◆ **INSTRUCTIONS FOR THE TASK**: Check every line of the data below for the string "more", and copy the ones that hold it.

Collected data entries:
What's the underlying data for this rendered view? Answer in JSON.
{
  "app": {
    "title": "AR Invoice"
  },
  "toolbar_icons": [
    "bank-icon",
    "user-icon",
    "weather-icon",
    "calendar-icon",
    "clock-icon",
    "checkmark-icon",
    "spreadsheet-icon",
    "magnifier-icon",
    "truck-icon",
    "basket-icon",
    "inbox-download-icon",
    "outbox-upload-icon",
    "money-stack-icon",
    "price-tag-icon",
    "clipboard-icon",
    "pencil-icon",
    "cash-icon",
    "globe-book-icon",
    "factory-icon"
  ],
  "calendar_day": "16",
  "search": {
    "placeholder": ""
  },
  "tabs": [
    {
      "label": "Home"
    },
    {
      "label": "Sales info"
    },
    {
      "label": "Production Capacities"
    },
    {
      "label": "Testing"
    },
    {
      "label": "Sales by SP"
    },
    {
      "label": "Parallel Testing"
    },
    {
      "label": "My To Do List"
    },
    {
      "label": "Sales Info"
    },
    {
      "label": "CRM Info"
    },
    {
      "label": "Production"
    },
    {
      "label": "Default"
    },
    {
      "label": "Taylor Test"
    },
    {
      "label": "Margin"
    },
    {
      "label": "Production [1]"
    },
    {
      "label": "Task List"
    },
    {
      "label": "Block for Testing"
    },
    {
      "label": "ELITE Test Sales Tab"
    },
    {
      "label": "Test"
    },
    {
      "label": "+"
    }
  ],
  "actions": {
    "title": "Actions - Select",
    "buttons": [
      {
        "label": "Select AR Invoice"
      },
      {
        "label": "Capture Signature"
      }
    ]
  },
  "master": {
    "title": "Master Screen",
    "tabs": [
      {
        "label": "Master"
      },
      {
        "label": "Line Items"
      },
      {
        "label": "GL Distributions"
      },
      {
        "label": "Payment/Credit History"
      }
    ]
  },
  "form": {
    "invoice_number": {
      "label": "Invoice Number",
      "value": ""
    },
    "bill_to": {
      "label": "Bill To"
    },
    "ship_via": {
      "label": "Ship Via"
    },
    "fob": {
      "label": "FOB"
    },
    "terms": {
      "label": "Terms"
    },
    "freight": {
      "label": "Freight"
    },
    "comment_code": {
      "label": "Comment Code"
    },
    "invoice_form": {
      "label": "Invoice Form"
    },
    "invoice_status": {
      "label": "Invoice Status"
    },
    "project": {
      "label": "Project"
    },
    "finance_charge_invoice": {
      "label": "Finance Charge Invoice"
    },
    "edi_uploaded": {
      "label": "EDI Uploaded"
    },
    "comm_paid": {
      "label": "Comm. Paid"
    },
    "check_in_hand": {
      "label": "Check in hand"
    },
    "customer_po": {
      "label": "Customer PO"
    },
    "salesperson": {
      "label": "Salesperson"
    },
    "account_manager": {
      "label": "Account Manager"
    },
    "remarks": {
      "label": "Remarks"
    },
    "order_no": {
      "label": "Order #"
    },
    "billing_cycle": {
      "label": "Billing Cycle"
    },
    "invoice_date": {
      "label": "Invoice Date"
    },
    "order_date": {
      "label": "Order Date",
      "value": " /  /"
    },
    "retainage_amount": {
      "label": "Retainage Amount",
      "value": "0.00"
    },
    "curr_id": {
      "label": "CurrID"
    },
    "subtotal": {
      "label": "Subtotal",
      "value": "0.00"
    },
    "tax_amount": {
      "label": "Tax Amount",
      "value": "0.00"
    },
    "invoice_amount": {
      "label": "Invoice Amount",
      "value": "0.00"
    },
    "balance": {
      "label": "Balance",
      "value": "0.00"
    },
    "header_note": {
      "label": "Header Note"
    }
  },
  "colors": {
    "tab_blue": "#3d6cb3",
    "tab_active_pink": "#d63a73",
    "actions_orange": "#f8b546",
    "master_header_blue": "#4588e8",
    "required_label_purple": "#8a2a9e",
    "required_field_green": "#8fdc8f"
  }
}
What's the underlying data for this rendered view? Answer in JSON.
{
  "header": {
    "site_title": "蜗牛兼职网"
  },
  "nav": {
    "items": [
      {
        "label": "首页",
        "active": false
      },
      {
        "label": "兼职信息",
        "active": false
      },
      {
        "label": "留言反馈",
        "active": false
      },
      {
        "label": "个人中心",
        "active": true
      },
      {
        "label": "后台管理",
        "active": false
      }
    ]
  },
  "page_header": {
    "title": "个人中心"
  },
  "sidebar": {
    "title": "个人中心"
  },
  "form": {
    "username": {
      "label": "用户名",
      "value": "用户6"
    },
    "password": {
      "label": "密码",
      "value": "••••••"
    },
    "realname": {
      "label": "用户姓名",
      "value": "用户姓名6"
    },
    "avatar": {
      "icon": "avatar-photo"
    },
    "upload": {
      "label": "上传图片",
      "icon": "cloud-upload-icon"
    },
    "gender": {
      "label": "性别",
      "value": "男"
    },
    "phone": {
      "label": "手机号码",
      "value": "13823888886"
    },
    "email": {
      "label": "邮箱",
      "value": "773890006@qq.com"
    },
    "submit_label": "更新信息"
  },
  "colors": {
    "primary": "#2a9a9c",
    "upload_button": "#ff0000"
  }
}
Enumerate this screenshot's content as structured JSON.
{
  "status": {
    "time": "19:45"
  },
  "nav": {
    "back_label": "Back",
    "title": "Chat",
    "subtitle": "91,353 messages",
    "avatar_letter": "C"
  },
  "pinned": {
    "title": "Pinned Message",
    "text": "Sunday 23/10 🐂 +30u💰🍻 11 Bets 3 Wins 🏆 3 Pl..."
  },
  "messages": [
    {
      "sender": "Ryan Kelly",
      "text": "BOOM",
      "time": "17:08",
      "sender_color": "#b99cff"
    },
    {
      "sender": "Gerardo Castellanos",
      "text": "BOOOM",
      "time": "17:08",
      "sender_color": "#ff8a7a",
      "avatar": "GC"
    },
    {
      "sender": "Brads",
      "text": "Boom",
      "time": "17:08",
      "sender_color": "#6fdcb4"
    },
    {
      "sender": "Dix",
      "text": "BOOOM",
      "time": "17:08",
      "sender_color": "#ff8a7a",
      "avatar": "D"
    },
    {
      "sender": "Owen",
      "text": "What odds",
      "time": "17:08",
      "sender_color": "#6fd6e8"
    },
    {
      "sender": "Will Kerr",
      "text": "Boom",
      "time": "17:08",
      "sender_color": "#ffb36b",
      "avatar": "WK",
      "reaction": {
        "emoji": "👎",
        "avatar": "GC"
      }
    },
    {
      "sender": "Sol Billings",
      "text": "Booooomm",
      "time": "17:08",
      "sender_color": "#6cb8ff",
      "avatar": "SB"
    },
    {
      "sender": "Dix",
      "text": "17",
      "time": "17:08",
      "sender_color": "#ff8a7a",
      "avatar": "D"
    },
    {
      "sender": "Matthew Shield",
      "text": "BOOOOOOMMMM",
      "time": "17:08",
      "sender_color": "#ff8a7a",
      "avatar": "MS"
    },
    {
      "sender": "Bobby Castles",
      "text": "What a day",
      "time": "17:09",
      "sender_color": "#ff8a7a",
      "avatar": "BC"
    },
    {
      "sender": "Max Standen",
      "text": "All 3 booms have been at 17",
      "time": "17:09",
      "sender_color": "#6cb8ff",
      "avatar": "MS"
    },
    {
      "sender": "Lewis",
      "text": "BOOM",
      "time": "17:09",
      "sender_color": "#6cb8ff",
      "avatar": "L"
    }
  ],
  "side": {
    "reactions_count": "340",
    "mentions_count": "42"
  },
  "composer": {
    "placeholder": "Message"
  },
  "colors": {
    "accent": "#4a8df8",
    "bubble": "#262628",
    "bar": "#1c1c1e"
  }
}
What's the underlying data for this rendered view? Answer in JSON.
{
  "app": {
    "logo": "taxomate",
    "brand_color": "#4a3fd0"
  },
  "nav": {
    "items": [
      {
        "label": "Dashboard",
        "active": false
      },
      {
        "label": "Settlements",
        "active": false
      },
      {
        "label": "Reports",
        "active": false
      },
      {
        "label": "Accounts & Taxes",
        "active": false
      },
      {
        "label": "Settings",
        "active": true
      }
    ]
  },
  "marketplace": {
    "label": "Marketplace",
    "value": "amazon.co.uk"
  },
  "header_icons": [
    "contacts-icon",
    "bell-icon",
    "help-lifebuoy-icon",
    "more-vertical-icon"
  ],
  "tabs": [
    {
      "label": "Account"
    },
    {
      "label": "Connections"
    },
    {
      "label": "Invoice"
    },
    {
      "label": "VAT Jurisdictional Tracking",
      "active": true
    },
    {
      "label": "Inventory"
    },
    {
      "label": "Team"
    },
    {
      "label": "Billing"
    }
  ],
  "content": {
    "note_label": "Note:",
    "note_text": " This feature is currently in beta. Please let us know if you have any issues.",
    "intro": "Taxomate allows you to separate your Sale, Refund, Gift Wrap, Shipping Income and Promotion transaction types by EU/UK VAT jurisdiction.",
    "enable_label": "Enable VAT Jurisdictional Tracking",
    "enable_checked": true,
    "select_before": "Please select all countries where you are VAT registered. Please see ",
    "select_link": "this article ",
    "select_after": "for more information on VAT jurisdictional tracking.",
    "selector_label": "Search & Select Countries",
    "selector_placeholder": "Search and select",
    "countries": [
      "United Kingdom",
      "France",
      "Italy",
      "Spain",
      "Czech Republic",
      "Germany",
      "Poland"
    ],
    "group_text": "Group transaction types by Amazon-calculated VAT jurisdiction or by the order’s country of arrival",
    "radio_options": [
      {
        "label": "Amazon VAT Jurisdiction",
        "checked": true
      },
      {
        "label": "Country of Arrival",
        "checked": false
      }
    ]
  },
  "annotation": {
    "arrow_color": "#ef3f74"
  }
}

◆ **EXPECTED ANSWER**:
    "more-vertical-icon"
    "select_after": "for more information on VAT jurisdictional tracking.",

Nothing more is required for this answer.